SHORT EXERCISE —
The listing below should be printed exactly, every line of it. Skip the pictures.

TASK DATA —
-*-
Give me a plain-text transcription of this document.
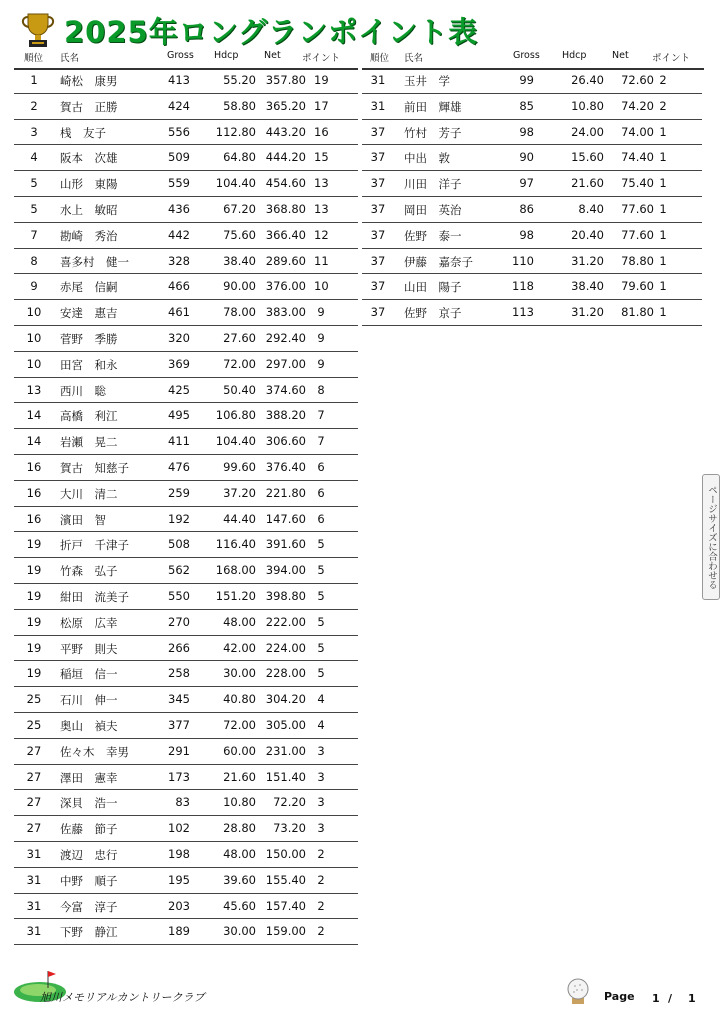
2025年ロングランポイント表
順位 氏名	Gross Hdcp	Net ポイント	順位 氏名	Gross Hdcp	Net ポイント
1	崎松　康男	413	55.20 357.80 19
2	賀古　正勝	424	58.80 365.20 17
3	桟　友子	556 112.80 443.20 16
4	阪本　次雄	509	64.80 444.20 15
5	山形　東陽	559 104.40 454.60 13
5	水上　敏昭	436	67.20 368.80 13
7	勘崎　秀治	442	75.60 366.40 12
8	喜多村　健一	328	38.40 289.60 11
9	赤尾　信嗣	466	90.00 376.00 10
10	安達　惠吉	461	78.00 383.00 9
10	菅野　季勝	320	27.60 292.40 9
10	田宮　和永	369	72.00 297.00 9
13	西川　聡	425	50.40 374.60 8
14	高橋　利江	495 106.80 388.20 7
14	岩瀬　晃二	411 104.40 306.60 7
16	賀古　知慈子	476	99.60 376.40 6
16	大川　清二	259	37.20 221.80 6
16	濱田　智	192	44.40 147.60 6
19	折戸　千津子	508 116.40 391.60 5
19	竹森　弘子	562 168.00 394.00 5
19	紺田　流美子	550 151.20 398.80 5
19	松原　広幸	270	48.00 222.00 5
19	平野　則夫	266	42.00 224.00 5
19	稲垣　信一	258	30.00 228.00 5
25	石川　伸一	345	40.80 304.20 4
25	奥山　禎夫	377	72.00 305.00 4
27	佐々木　幸男	291	60.00 231.00 3
27	澤田　憲幸	173	21.60 151.40 3
27	深貝　浩一	83	10.80 72.20 3
27	佐藤　節子	102	28.80 73.20 3
31	渡辺　忠行	198	48.00 150.00 2
31	中野　順子	195	39.60 155.40 2
31	今富　淳子	203	45.60 157.40 2
31	下野　静江	189	30.00 159.00 2
31	玉井　学	99	26.40 72.60 2
31	前田　輝雄	85	10.80 74.20 2
37	竹村　芳子	98	24.00 74.00 1
37	中出　敦	90	15.60 74.40 1
37	川田　洋子	97	21.60 75.40 1
37	岡田　英治	86	8.40 77.60 1
37	佐野　泰一	98	20.40 77.60 1
37	伊藤　嘉奈子	110	31.20 78.80 1
37	山田　陽子	118	38.40 79.60 1
37	佐野　京子	113	31.20 81.80 1
ページサイズに合わせる
旭川メモリアルカントリークラブ	Page 1 / 1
-*-
ANSWER TO THIS TASK —
Give me a plain-text transcription of this document.
2025年ロングランポイント表
順位 氏名	Gross Hdcp	Net ポイント	順位 氏名	Gross Hdcp	Net ポイント
1	崎松　康男	413	55.20 357.80 19
2	賀古　正勝	424	58.80 365.20 17
3	桟　友子	556 112.80 443.20 16
4	阪本　次雄	509	64.80 444.20 15
5	山形　東陽	559 104.40 454.60 13
5	水上　敏昭	436	67.20 368.80 13
7	勘崎　秀治	442	75.60 366.40 12
8	喜多村　健一	328	38.40 289.60 11
9	赤尾　信嗣	466	90.00 376.00 10
10	安達　惠吉	461	78.00 383.00 9
10	菅野　季勝	320	27.60 292.40 9
10	田宮　和永	369	72.00 297.00 9
13	西川　聡	425	50.40 374.60 8
14	高橋　利江	495 106.80 388.20 7
14	岩瀬　晃二	411 104.40 306.60 7
16	賀古　知慈子	476	99.60 376.40 6
16	大川　清二	259	37.20 221.80 6
16	濱田　智	192	44.40 147.60 6
19	折戸　千津子	508 116.40 391.60 5
19	竹森　弘子	562 168.00 394.00 5
19	紺田　流美子	550 151.20 398.80 5
19	松原　広幸	270	48.00 222.00 5
19	平野　則夫	266	42.00 224.00 5
19	稲垣　信一	258	30.00 228.00 5
25	石川　伸一	345	40.80 304.20 4
25	奥山　禎夫	377	72.00 305.00 4
27	佐々木　幸男	291	60.00 231.00 3
27	澤田　憲幸	173	21.60 151.40 3
27	深貝　浩一	83	10.80 72.20 3
27	佐藤　節子	102	28.80 73.20 3
31	渡辺　忠行	198	48.00 150.00 2
31	中野　順子	195	39.60 155.40 2
31	今富　淳子	203	45.60 157.40 2
31	下野　静江	189	30.00 159.00 2
31	玉井　学	99	26.40 72.60 2
31	前田　輝雄	85	10.80 74.20 2
37	竹村　芳子	98	24.00 74.00 1
37	中出　敦	90	15.60 74.40 1
37	川田　洋子	97	21.60 75.40 1
37	岡田　英治	86	8.40 77.60 1
37	佐野　泰一	98	20.40 77.60 1
37	伊藤　嘉奈子	110	31.20 78.80 1
37	山田　陽子	118	38.40 79.60 1
37	佐野　京子	113	31.20 81.80 1
ページサイズに合わせる
旭川メモリアルカントリークラブ	Page 1 / 1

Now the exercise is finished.